━━ Input for this task ━━

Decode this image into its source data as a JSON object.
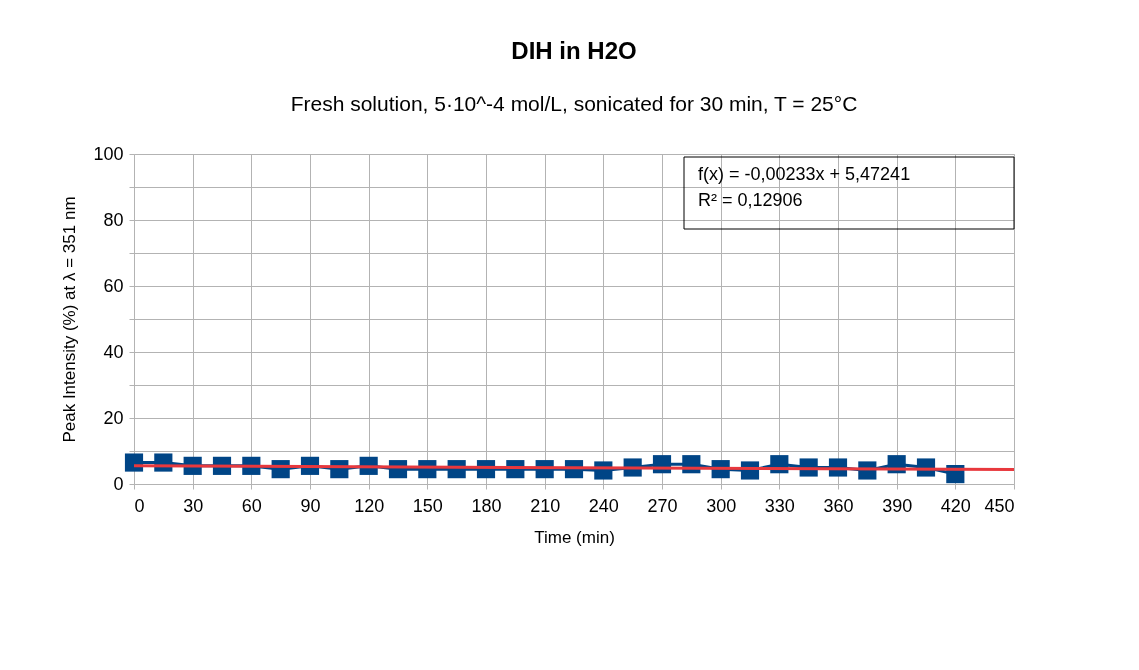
{
  "chart_data": {
    "type": "line",
    "title": "DIH in H2O",
    "subtitle": "Fresh solution, 5·10^-4 mol/L, sonicated for 30 min, T = 25°C",
    "xlabel": "Time (min)",
    "ylabel": "Peak Intensity (%) at λ = 351 nm",
    "x": [
      0,
      15,
      30,
      45,
      60,
      75,
      90,
      105,
      120,
      135,
      150,
      165,
      180,
      195,
      210,
      225,
      240,
      255,
      270,
      285,
      300,
      315,
      330,
      345,
      360,
      375,
      390,
      405,
      420
    ],
    "series": [
      {
        "color": "#004586",
        "marker": "square",
        "values": [
          6.5,
          6.5,
          5.5,
          5.5,
          5.5,
          4.5,
          5.5,
          4.5,
          5.5,
          4.5,
          4.5,
          4.5,
          4.5,
          4.5,
          4.5,
          4.5,
          4.1,
          5.0,
          6.0,
          6.0,
          4.5,
          4.1,
          6.0,
          5.0,
          5.0,
          4.1,
          6.0,
          5.0,
          3.0
        ]
      },
      {
        "color": "#e8383d",
        "marker": "none",
        "x": [
          0,
          450
        ],
        "values": [
          5.5,
          4.4
        ]
      }
    ],
    "xlim": [
      0,
      450
    ],
    "xticks": [
      0,
      30,
      60,
      90,
      120,
      150,
      180,
      210,
      240,
      270,
      300,
      330,
      360,
      390,
      420,
      450
    ],
    "ylim": [
      0,
      100
    ],
    "yticks": [
      0,
      {
        "value": 10,
        "label": null
      },
      20,
      {
        "value": 30,
        "label": null
      },
      40,
      {
        "value": 50,
        "label": null
      },
      60,
      {
        "value": 70,
        "label": null
      },
      80,
      {
        "value": 90,
        "label": null
      },
      100
    ],
    "grid": true,
    "annotations": [
      "f(x) = -0,00233x + 5,47241",
      "R² = 0,12906"
    ]
  }
}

━━━

Exercise goal
Quote every record above exactly, leaving out the pictures.

Result of this exercise
Decode this image into its source data as a JSON object.
{
  "chart_data": {
    "type": "line",
    "title": "DIH in H2O",
    "subtitle": "Fresh solution, 5·10^-4 mol/L, sonicated for 30 min, T = 25°C",
    "xlabel": "Time (min)",
    "ylabel": "Peak Intensity (%) at λ = 351 nm",
    "x": [
      0,
      15,
      30,
      45,
      60,
      75,
      90,
      105,
      120,
      135,
      150,
      165,
      180,
      195,
      210,
      225,
      240,
      255,
      270,
      285,
      300,
      315,
      330,
      345,
      360,
      375,
      390,
      405,
      420
    ],
    "series": [
      {
        "color": "#004586",
        "marker": "square",
        "values": [
          6.5,
          6.5,
          5.5,
          5.5,
          5.5,
          4.5,
          5.5,
          4.5,
          5.5,
          4.5,
          4.5,
          4.5,
          4.5,
          4.5,
          4.5,
          4.5,
          4.1,
          5.0,
          6.0,
          6.0,
          4.5,
          4.1,
          6.0,
          5.0,
          5.0,
          4.1,
          6.0,
          5.0,
          3.0
        ]
      },
      {
        "color": "#e8383d",
        "marker": "none",
        "x": [
          0,
          450
        ],
        "values": [
          5.5,
          4.4
        ]
      }
    ],
    "xlim": [
      0,
      450
    ],
    "xticks": [
      0,
      30,
      60,
      90,
      120,
      150,
      180,
      210,
      240,
      270,
      300,
      330,
      360,
      390,
      420,
      450
    ],
    "ylim": [
      0,
      100
    ],
    "yticks": [
      0,
      {
        "value": 10,
        "label": null
      },
      20,
      {
        "value": 30,
        "label": null
      },
      40,
      {
        "value": 50,
        "label": null
      },
      60,
      {
        "value": 70,
        "label": null
      },
      80,
      {
        "value": 90,
        "label": null
      },
      100
    ],
    "grid": true,
    "annotations": [
      "f(x) = -0,00233x + 5,47241",
      "R² = 0,12906"
    ]
  }
}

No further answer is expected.